## STATED PROBLEM
Give the number of lines that contain the string "header", please, and nothing else.
---------- RECORDED INFORMATION ----------
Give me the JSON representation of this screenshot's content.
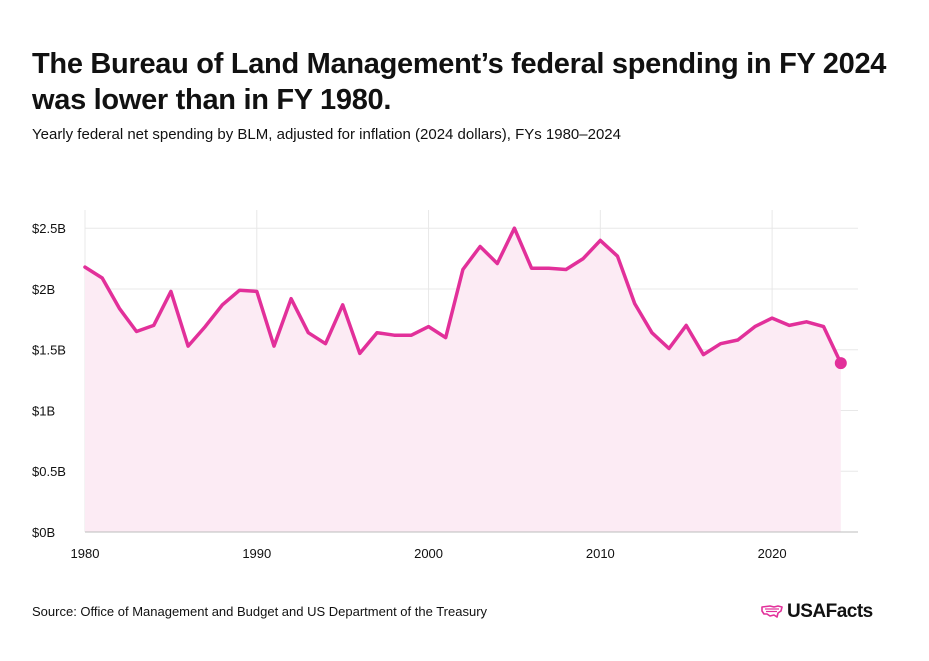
{
  "header": {
    "title": "The Bureau of Land Management’s federal spending in FY 2024 was lower than in FY 1980.",
    "subtitle": "Yearly federal net spending by BLM, adjusted for inflation (2024 dollars), FYs 1980–2024"
  },
  "footer": {
    "source": "Source: Office of Management and Budget and US Department of the Treasury",
    "logo_text": "USAFacts"
  },
  "colors": {
    "line": "#e2309a",
    "area": "#fcebf4",
    "grid": "#e8e8e8",
    "text": "#111111"
  },
  "chart_data": {
    "type": "area",
    "title": "The Bureau of Land Management’s federal spending in FY 2024 was lower than in FY 1980.",
    "subtitle": "Yearly federal net spending by BLM, adjusted for inflation (2024 dollars), FYs 1980–2024",
    "xlabel": "",
    "ylabel": "",
    "xlim": [
      1980,
      2025
    ],
    "ylim": [
      0,
      2.65
    ],
    "x_ticks": [
      1980,
      1990,
      2000,
      2010,
      2020
    ],
    "x_tick_labels": [
      "1980",
      "1990",
      "2000",
      "2010",
      "2020"
    ],
    "y_ticks": [
      0,
      0.5,
      1,
      1.5,
      2,
      2.5
    ],
    "y_tick_labels": [
      "$0B",
      "$0.5B",
      "$1B",
      "$1.5B",
      "$2B",
      "$2.5B"
    ],
    "grid": true,
    "legend": "none",
    "highlight_last_point": true,
    "x": [
      1980,
      1981,
      1982,
      1983,
      1984,
      1985,
      1986,
      1987,
      1988,
      1989,
      1990,
      1991,
      1992,
      1993,
      1994,
      1995,
      1996,
      1997,
      1998,
      1999,
      2000,
      2001,
      2002,
      2003,
      2004,
      2005,
      2006,
      2007,
      2008,
      2009,
      2010,
      2011,
      2012,
      2013,
      2014,
      2015,
      2016,
      2017,
      2018,
      2019,
      2020,
      2021,
      2022,
      2023,
      2024
    ],
    "series": [
      {
        "values": [
          2.18,
          2.09,
          1.84,
          1.65,
          1.7,
          1.98,
          1.53,
          1.69,
          1.87,
          1.99,
          1.98,
          1.53,
          1.92,
          1.64,
          1.55,
          1.87,
          1.47,
          1.64,
          1.62,
          1.62,
          1.69,
          1.6,
          2.16,
          2.35,
          2.21,
          2.5,
          2.17,
          2.17,
          2.16,
          2.25,
          2.4,
          2.27,
          1.88,
          1.64,
          1.51,
          1.7,
          1.46,
          1.55,
          1.58,
          1.69,
          1.76,
          1.7,
          1.73,
          1.69,
          1.39
        ]
      }
    ]
  }
}
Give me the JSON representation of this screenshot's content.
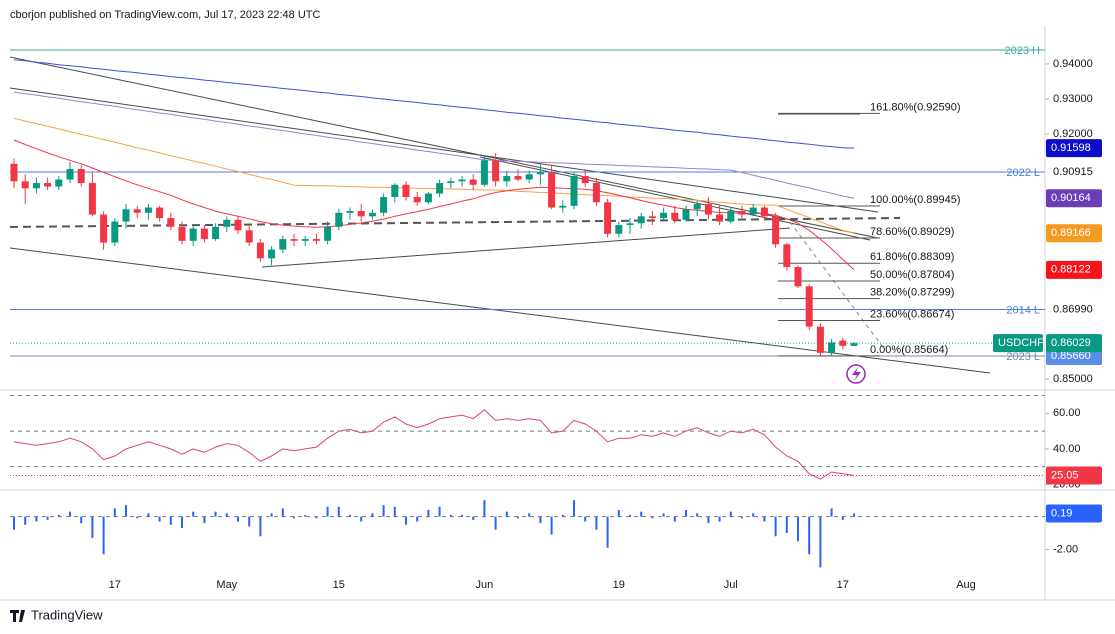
{
  "header": "cborjon published on TradingView.com, Jul 17, 2023 22:48 UTC",
  "footer": "TradingView",
  "chart_data": [
    {
      "type": "candlestick",
      "symbol": "USDCHF",
      "last_label": "0.86029",
      "up_color": "#089981",
      "down_color": "#f23645",
      "categories": [
        null,
        null,
        null,
        null,
        null,
        null,
        null,
        null,
        null,
        "17",
        null,
        null,
        null,
        null,
        null,
        null,
        null,
        null,
        null,
        "May",
        null,
        null,
        null,
        null,
        null,
        null,
        null,
        null,
        null,
        "15",
        null,
        null,
        null,
        null,
        null,
        null,
        null,
        null,
        null,
        null,
        null,
        null,
        "Jun",
        null,
        null,
        null,
        null,
        null,
        null,
        null,
        null,
        null,
        null,
        null,
        "19",
        null,
        null,
        null,
        null,
        null,
        null,
        null,
        null,
        null,
        "Jul",
        null,
        null,
        null,
        null,
        null,
        null,
        null,
        null,
        null,
        "17",
        null,
        null,
        null,
        null,
        null,
        null,
        null,
        null,
        null,
        null,
        "Aug"
      ],
      "open": [
        0.9115,
        0.9065,
        0.9045,
        0.906,
        0.905,
        0.907,
        0.91,
        0.906,
        0.897,
        0.889,
        0.895,
        0.8985,
        0.8975,
        0.899,
        0.896,
        0.8935,
        0.8895,
        0.893,
        0.89,
        0.8935,
        0.8955,
        0.8925,
        0.889,
        0.8845,
        0.887,
        0.89,
        0.8895,
        0.89,
        0.8895,
        0.8935,
        0.8975,
        0.898,
        0.8965,
        0.8975,
        0.902,
        0.9055,
        0.902,
        0.9005,
        0.903,
        0.906,
        0.9065,
        0.907,
        0.9055,
        0.9125,
        0.9065,
        0.908,
        0.907,
        0.9085,
        0.909,
        0.899,
        0.8995,
        0.908,
        0.906,
        0.9005,
        0.8915,
        0.894,
        0.8945,
        0.8965,
        0.896,
        0.8975,
        0.8955,
        0.8985,
        0.9,
        0.897,
        0.895,
        0.898,
        0.897,
        0.899,
        0.8965,
        0.8885,
        0.882,
        0.8765,
        0.865,
        0.8575,
        0.861,
        0.8595,
        null,
        null,
        null,
        null,
        null,
        null,
        null,
        null,
        null,
        null
      ],
      "high": [
        0.913,
        0.9085,
        0.9075,
        0.9075,
        0.908,
        0.912,
        0.911,
        0.909,
        0.898,
        0.896,
        0.9,
        0.8995,
        0.9,
        0.8995,
        0.8975,
        0.895,
        0.894,
        0.894,
        0.8945,
        0.8965,
        0.8965,
        0.8945,
        0.89,
        0.888,
        0.891,
        0.8915,
        0.891,
        0.8915,
        0.895,
        0.8985,
        0.899,
        0.9,
        0.8985,
        0.903,
        0.906,
        0.9065,
        0.9035,
        0.9035,
        0.907,
        0.9075,
        0.908,
        0.9085,
        0.914,
        0.9145,
        0.9095,
        0.91,
        0.9095,
        0.9115,
        0.911,
        0.901,
        0.909,
        0.91,
        0.9075,
        0.9015,
        0.895,
        0.896,
        0.8975,
        0.898,
        0.899,
        0.8995,
        0.8995,
        0.901,
        0.902,
        0.8995,
        0.899,
        0.8995,
        0.9,
        0.8995,
        0.8975,
        0.889,
        0.8825,
        0.877,
        0.866,
        0.8615,
        0.8618,
        0.8606,
        null,
        null,
        null,
        null,
        null,
        null,
        null,
        null,
        null,
        null
      ],
      "low": [
        0.9045,
        0.9,
        0.903,
        0.904,
        0.904,
        0.906,
        0.905,
        0.8965,
        0.887,
        0.888,
        0.893,
        0.896,
        0.8955,
        0.895,
        0.8925,
        0.8885,
        0.888,
        0.889,
        0.8895,
        0.892,
        0.8915,
        0.888,
        0.8835,
        0.8825,
        0.886,
        0.888,
        0.888,
        0.8885,
        0.8885,
        0.8925,
        0.8955,
        0.895,
        0.8955,
        0.8965,
        0.9005,
        0.901,
        0.8995,
        0.9,
        0.902,
        0.9045,
        0.905,
        0.904,
        0.905,
        0.905,
        0.905,
        0.9065,
        0.906,
        0.9055,
        0.8985,
        0.8975,
        0.8985,
        0.905,
        0.8995,
        0.8905,
        0.8905,
        0.8915,
        0.893,
        0.894,
        0.8955,
        0.8945,
        0.895,
        0.8965,
        0.8955,
        0.894,
        0.8945,
        0.896,
        0.8965,
        0.8955,
        0.8875,
        0.881,
        0.876,
        0.864,
        0.8567,
        0.8566,
        0.8585,
        0.8595,
        null,
        null,
        null,
        null,
        null,
        null,
        null,
        null,
        null,
        null
      ],
      "close": [
        0.9065,
        0.9045,
        0.906,
        0.905,
        0.907,
        0.91,
        0.906,
        0.897,
        0.889,
        0.895,
        0.8985,
        0.8975,
        0.899,
        0.896,
        0.8935,
        0.8895,
        0.893,
        0.89,
        0.8935,
        0.8955,
        0.8925,
        0.889,
        0.8845,
        0.887,
        0.89,
        0.8895,
        0.89,
        0.8895,
        0.8935,
        0.8975,
        0.898,
        0.8965,
        0.8975,
        0.902,
        0.9055,
        0.902,
        0.9005,
        0.903,
        0.906,
        0.9065,
        0.907,
        0.9055,
        0.9125,
        0.9065,
        0.908,
        0.907,
        0.9085,
        0.909,
        0.899,
        0.8995,
        0.908,
        0.906,
        0.9005,
        0.8915,
        0.894,
        0.8945,
        0.8965,
        0.896,
        0.8975,
        0.8955,
        0.8985,
        0.9,
        0.897,
        0.895,
        0.898,
        0.897,
        0.899,
        0.8965,
        0.8885,
        0.882,
        0.8765,
        0.865,
        0.8575,
        0.8605,
        0.8595,
        0.86029,
        null,
        null,
        null,
        null,
        null,
        null,
        null,
        null,
        null,
        null
      ],
      "ylim": [
        0.8469,
        0.9497
      ],
      "yticks": [
        {
          "value": 0.94,
          "label": "0.94000"
        },
        {
          "value": 0.93,
          "label": "0.93000"
        },
        {
          "value": 0.92,
          "label": "0.92000"
        },
        {
          "value": 0.85,
          "label": "0.85000"
        }
      ],
      "moving_averages": [
        {
          "color": "#3d4fd6",
          "label_color": "#0d0dcc",
          "last_label": "0.91598",
          "values": [
            0.9412,
            0.9409,
            0.9405,
            0.9402,
            0.9398,
            0.9395,
            0.9392,
            0.9388,
            0.9385,
            0.9381,
            0.9378,
            0.9375,
            0.9371,
            0.9368,
            0.9364,
            0.9361,
            0.9358,
            0.9354,
            0.9351,
            0.9347,
            0.9344,
            0.9341,
            0.9337,
            0.9334,
            0.933,
            0.9327,
            0.9324,
            0.932,
            0.9317,
            0.9313,
            0.931,
            0.9307,
            0.9303,
            0.93,
            0.9296,
            0.9293,
            0.929,
            0.9286,
            0.9283,
            0.9279,
            0.9276,
            0.9273,
            0.9269,
            0.9266,
            0.9262,
            0.9259,
            0.9256,
            0.9252,
            0.9249,
            0.9245,
            0.9242,
            0.9239,
            0.9235,
            0.9232,
            0.9228,
            0.9225,
            0.9222,
            0.9218,
            0.9215,
            0.9211,
            0.9208,
            0.9205,
            0.9201,
            0.9198,
            0.9194,
            0.9191,
            0.9188,
            0.9184,
            0.9181,
            0.9177,
            0.9174,
            0.9171,
            0.9167,
            0.9164,
            0.9161,
            0.91598,
            null,
            null,
            null,
            null,
            null,
            null,
            null,
            null,
            null,
            null
          ]
        },
        {
          "color": "#9c7fd0",
          "label_color": "#6a3fb5",
          "last_label": "0.90164",
          "values": [
            0.932,
            0.9315,
            0.9311,
            0.9306,
            0.9302,
            0.9297,
            0.9292,
            0.9288,
            0.9283,
            0.9279,
            0.9274,
            0.9269,
            0.9265,
            0.926,
            0.9256,
            0.9251,
            0.9246,
            0.9242,
            0.9237,
            0.9233,
            0.9228,
            0.9223,
            0.9219,
            0.9214,
            0.921,
            0.9205,
            0.92,
            0.9196,
            0.9191,
            0.9187,
            0.9182,
            0.9177,
            0.9173,
            0.9168,
            0.9164,
            0.9159,
            0.9154,
            0.915,
            0.9145,
            0.9141,
            0.9136,
            0.9131,
            0.9126,
            0.9125,
            0.9123,
            0.9122,
            0.9121,
            0.9119,
            0.9118,
            0.9117,
            0.9116,
            0.9114,
            0.9113,
            0.9112,
            0.911,
            0.9109,
            0.9108,
            0.9106,
            0.9105,
            0.9104,
            0.9102,
            0.9101,
            0.91,
            0.9098,
            0.9097,
            0.909,
            0.9082,
            0.9075,
            0.9068,
            0.906,
            0.9053,
            0.9046,
            0.9038,
            0.9031,
            0.9023,
            0.90164,
            null,
            null,
            null,
            null,
            null,
            null,
            null,
            null,
            null,
            null
          ]
        },
        {
          "color": "#f7a144",
          "label_color": "#f59a23",
          "last_label": "0.89166",
          "values": [
            0.9245,
            0.9237,
            0.923,
            0.9222,
            0.9215,
            0.9207,
            0.9199,
            0.9192,
            0.9184,
            0.9177,
            0.9169,
            0.9161,
            0.9154,
            0.9146,
            0.9138,
            0.9131,
            0.9123,
            0.9116,
            0.9108,
            0.91,
            0.9093,
            0.9085,
            0.9077,
            0.907,
            0.9062,
            0.9054,
            0.9053,
            0.9052,
            0.9052,
            0.9051,
            0.905,
            0.9049,
            0.9048,
            0.9048,
            0.9047,
            0.9046,
            0.9045,
            0.9044,
            0.9044,
            0.9043,
            0.9042,
            0.9041,
            0.904,
            0.904,
            0.9038,
            0.9036,
            0.9035,
            0.9033,
            0.9032,
            0.903,
            0.9028,
            0.9027,
            0.9025,
            0.9024,
            0.9022,
            0.902,
            0.9019,
            0.9017,
            0.9016,
            0.9014,
            0.9012,
            0.9011,
            0.9008,
            0.9005,
            0.9002,
            0.9,
            0.8998,
            0.8997,
            0.8997,
            0.8985,
            0.8973,
            0.8961,
            0.8949,
            0.8937,
            0.8925,
            0.89166,
            null,
            null,
            null,
            null,
            null,
            null,
            null,
            null,
            null,
            null
          ]
        },
        {
          "color": "#f23645",
          "label_color": "#f7131c",
          "last_label": "0.88122",
          "values": [
            0.9183,
            0.917,
            0.9158,
            0.9146,
            0.9135,
            0.9125,
            0.9115,
            0.9103,
            0.909,
            0.9078,
            0.9066,
            0.9055,
            0.9045,
            0.9035,
            0.9025,
            0.9012,
            0.9,
            0.899,
            0.898,
            0.8972,
            0.8965,
            0.8958,
            0.895,
            0.8944,
            0.894,
            0.8937,
            0.8935,
            0.8934,
            0.8935,
            0.8938,
            0.8942,
            0.8946,
            0.8951,
            0.8957,
            0.8965,
            0.8972,
            0.8978,
            0.8985,
            0.8993,
            0.9,
            0.9008,
            0.9015,
            0.9025,
            0.9033,
            0.9038,
            0.9042,
            0.9045,
            0.9048,
            0.9047,
            0.9045,
            0.9044,
            0.9042,
            0.9038,
            0.9032,
            0.9025,
            0.9018,
            0.901,
            0.9003,
            0.8997,
            0.899,
            0.8985,
            0.8982,
            0.8979,
            0.8976,
            0.8975,
            0.8974,
            0.8974,
            0.8973,
            0.8968,
            0.8958,
            0.8945,
            0.8925,
            0.89,
            0.8872,
            0.8842,
            0.88122,
            null,
            null,
            null,
            null,
            null,
            null,
            null,
            null,
            null,
            null
          ]
        }
      ],
      "levels": [
        {
          "label": "2023 H",
          "value": 0.944,
          "color": "#3fa89a"
        },
        {
          "label": "2022 L",
          "value": 0.90915,
          "color": "#4a7fe0",
          "axis_label": "0.90915"
        },
        {
          "label": "2014 L",
          "value": 0.8699,
          "color": "#4a7fe0",
          "axis_label": "0.86990"
        },
        {
          "label": "2023 L",
          "value": 0.8566,
          "color": "#7a8bb0",
          "axis_label": "0.85660",
          "axis_box": "#5b8ee6"
        }
      ],
      "fib_levels": [
        {
          "value": 0.9259,
          "label": "161.80%(0.92590)"
        },
        {
          "value": 0.89945,
          "label": "100.00%(0.89945)"
        },
        {
          "value": 0.89029,
          "label": "78.60%(0.89029)"
        },
        {
          "value": 0.88309,
          "label": "61.80%(0.88309)"
        },
        {
          "value": 0.87804,
          "label": "50.00%(0.87804)"
        },
        {
          "value": 0.87299,
          "label": "38.20%(0.87299)"
        },
        {
          "value": 0.86674,
          "label": "23.60%(0.86674)"
        },
        {
          "value": 0.85664,
          "label": "0.00%(0.85664)"
        }
      ]
    },
    {
      "type": "line",
      "color": "#e0407a",
      "last_label": "25.05",
      "label_color": "#f23645",
      "values": [
        44,
        43,
        42,
        43,
        44,
        46,
        44,
        40,
        34,
        36,
        40,
        42,
        44,
        42,
        40,
        37,
        40,
        38,
        41,
        43,
        42,
        38,
        33,
        36,
        40,
        39,
        40,
        41,
        46,
        50,
        51,
        49,
        50,
        55,
        58,
        54,
        52,
        54,
        57,
        58,
        59,
        57,
        62,
        56,
        57,
        56,
        57,
        56,
        49,
        50,
        56,
        54,
        50,
        44,
        46,
        46,
        48,
        47,
        49,
        47,
        50,
        52,
        49,
        47,
        50,
        49,
        51,
        48,
        41,
        36,
        33,
        26,
        23,
        27,
        26,
        25.05,
        null,
        null,
        null,
        null,
        null,
        null,
        null,
        null,
        null,
        null
      ],
      "ylim": [
        18,
        72
      ],
      "yticks": [
        {
          "value": 60,
          "label": "60.00"
        },
        {
          "value": 40,
          "label": "40.00"
        },
        {
          "value": 20,
          "label": "20.00"
        }
      ],
      "levels": [
        70,
        50,
        30
      ]
    },
    {
      "type": "bar",
      "color": "#2962ff",
      "last_label": "0.19",
      "values": [
        -0.8,
        -0.5,
        -0.3,
        -0.2,
        0.1,
        0.3,
        -0.4,
        -1.3,
        -2.3,
        0.5,
        0.7,
        -0.1,
        0.2,
        -0.3,
        -0.5,
        -0.7,
        0.3,
        -0.4,
        0.3,
        0.2,
        -0.3,
        -0.6,
        -1.2,
        0.2,
        0.5,
        -0.1,
        0.1,
        -0.1,
        0.6,
        0.6,
        0.1,
        -0.3,
        0.2,
        0.7,
        0.6,
        -0.5,
        -0.3,
        0.4,
        0.6,
        0.1,
        0.1,
        -0.2,
        1.0,
        -0.8,
        0.3,
        -0.1,
        0.2,
        -0.4,
        -1.1,
        0.1,
        1.0,
        -0.3,
        -0.8,
        -1.9,
        0.4,
        0.1,
        0.3,
        -0.1,
        0.2,
        -0.3,
        0.4,
        0.2,
        -0.4,
        -0.3,
        0.3,
        -0.1,
        0.2,
        -0.3,
        -1.2,
        -1.0,
        -1.5,
        -2.3,
        -3.1,
        0.5,
        -0.2,
        0.19,
        null,
        null,
        null,
        null,
        null,
        null,
        null,
        null,
        null,
        null
      ],
      "ylim": [
        -4.6,
        1.5
      ],
      "yticks": [
        {
          "value": -2,
          "label": "-2.00"
        }
      ]
    }
  ]
}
----------
## SOLUTION FOR THIS TASK
2